(Stored items)
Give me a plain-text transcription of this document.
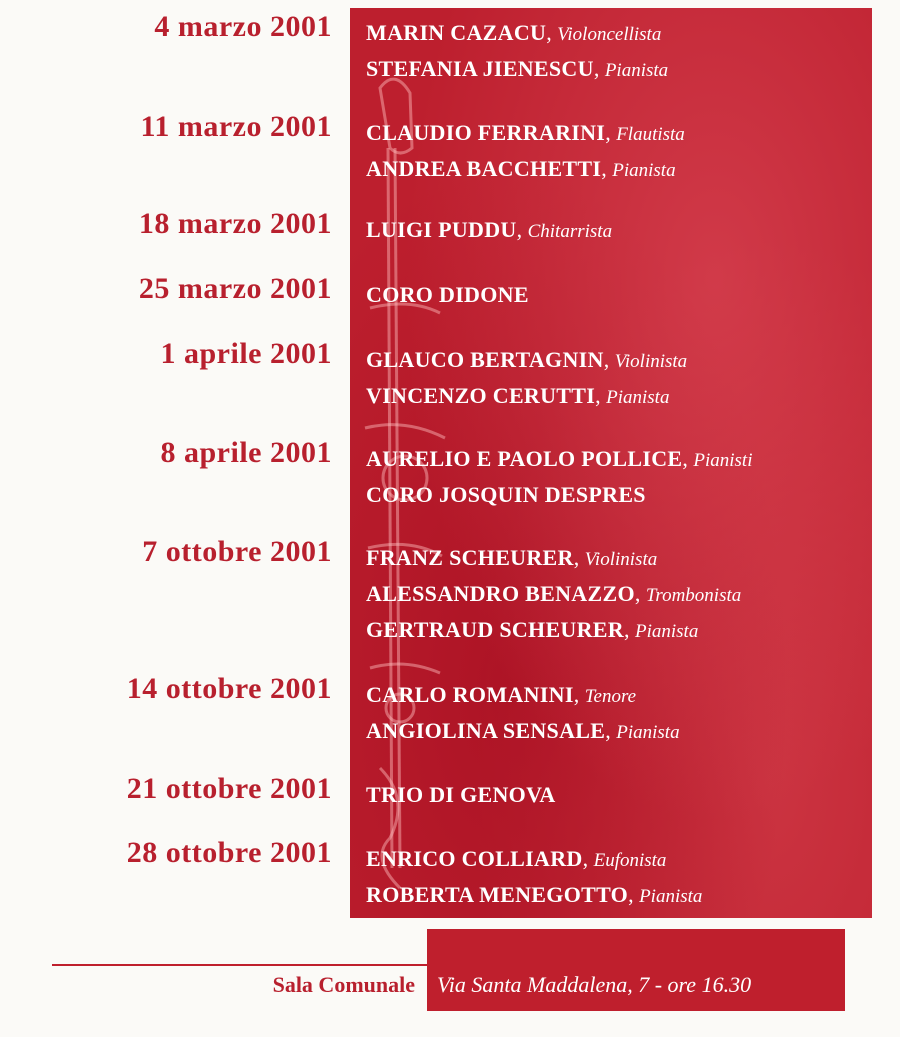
4 marzo 2001 MARIN CAZACU, Violoncellista
STEFANIA JIENESCU, Pianista
11 marzo 2001 CLAUDIO FERRARINI, Flautista
ANDREA BACCHETTI, Pianista
18 marzo 2001 LUIGI PUDDU, Chitarrista
25 marzo 2001 CORO DIDONE
1 aprile 2001 GLAUCO BERTAGNIN, Violinista
VINCENZO CERUTTI, Pianista
8 aprile 2001 AURELIO E PAOLO POLLICE, Pianisti
CORO JOSQUIN DESPRES
7 ottobre 2001 FRANZ SCHEURER, Violinista
ALESSANDRO BENAZZO, Trombonista
GERTRAUD SCHEURER, Pianista
14 ottobre 2001 CARLO ROMANINI, Tenore
ANGIOLINA SENSALE, Pianista
21 ottobre 2001 TRIO DI GENOVA
28 ottobre 2001 ENRICO COLLIARD, Eufonista
ROBERTA MENEGOTTO, Pianista
Sala Comunale Via Santa Maddalena, 7 - ore 16.30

--- TASK TO CARRY OUT ---
Locate the word "CORO" in the records and collect each line it appears in.

--- WRITTEN RESPONSE ---
25 marzo 2001 CORO DIDONE
CORO JOSQUIN DESPRES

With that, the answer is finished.